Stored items
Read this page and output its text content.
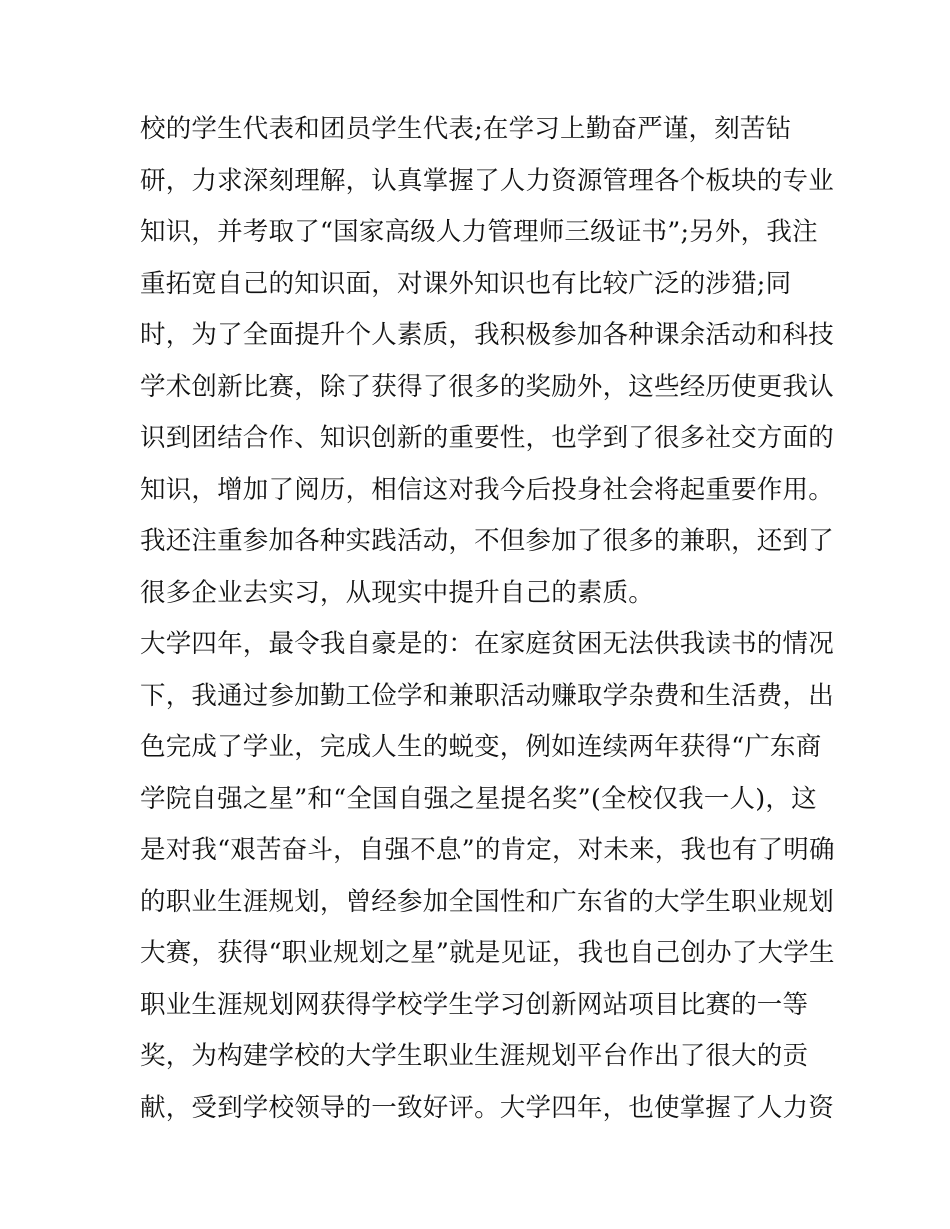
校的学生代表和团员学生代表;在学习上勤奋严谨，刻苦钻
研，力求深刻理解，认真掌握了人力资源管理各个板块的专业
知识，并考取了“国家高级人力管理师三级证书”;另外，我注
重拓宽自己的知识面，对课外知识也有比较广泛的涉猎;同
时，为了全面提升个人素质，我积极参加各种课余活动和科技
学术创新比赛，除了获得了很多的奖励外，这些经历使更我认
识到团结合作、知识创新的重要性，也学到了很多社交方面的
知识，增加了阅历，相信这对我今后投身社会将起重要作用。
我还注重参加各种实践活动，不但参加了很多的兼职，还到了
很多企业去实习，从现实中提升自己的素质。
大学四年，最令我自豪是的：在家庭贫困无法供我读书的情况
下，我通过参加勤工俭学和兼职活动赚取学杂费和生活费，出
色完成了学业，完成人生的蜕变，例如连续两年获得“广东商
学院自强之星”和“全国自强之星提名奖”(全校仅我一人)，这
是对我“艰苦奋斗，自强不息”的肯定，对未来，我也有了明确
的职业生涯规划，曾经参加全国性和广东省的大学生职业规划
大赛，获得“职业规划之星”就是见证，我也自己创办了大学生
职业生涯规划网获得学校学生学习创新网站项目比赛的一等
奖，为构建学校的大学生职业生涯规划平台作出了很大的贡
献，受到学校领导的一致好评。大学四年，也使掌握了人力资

*Aim*: Return all the entries word for word, but omit any pictures they contain.

*Exercise solution*:
Read this page and output its text content.
校的学生代表和团员学生代表;在学习上勤奋严谨，刻苦钻
研，力求深刻理解，认真掌握了人力资源管理各个板块的专业
知识，并考取了“国家高级人力管理师三级证书”;另外，我注
重拓宽自己的知识面，对课外知识也有比较广泛的涉猎;同
时，为了全面提升个人素质，我积极参加各种课余活动和科技
学术创新比赛，除了获得了很多的奖励外，这些经历使更我认
识到团结合作、知识创新的重要性，也学到了很多社交方面的
知识，增加了阅历，相信这对我今后投身社会将起重要作用。
我还注重参加各种实践活动，不但参加了很多的兼职，还到了
很多企业去实习，从现实中提升自己的素质。
大学四年，最令我自豪是的：在家庭贫困无法供我读书的情况
下，我通过参加勤工俭学和兼职活动赚取学杂费和生活费，出
色完成了学业，完成人生的蜕变，例如连续两年获得“广东商
学院自强之星”和“全国自强之星提名奖”(全校仅我一人)，这
是对我“艰苦奋斗，自强不息”的肯定，对未来，我也有了明确
的职业生涯规划，曾经参加全国性和广东省的大学生职业规划
大赛，获得“职业规划之星”就是见证，我也自己创办了大学生
职业生涯规划网获得学校学生学习创新网站项目比赛的一等
奖，为构建学校的大学生职业生涯规划平台作出了很大的贡
献，受到学校领导的一致好评。大学四年，也使掌握了人力资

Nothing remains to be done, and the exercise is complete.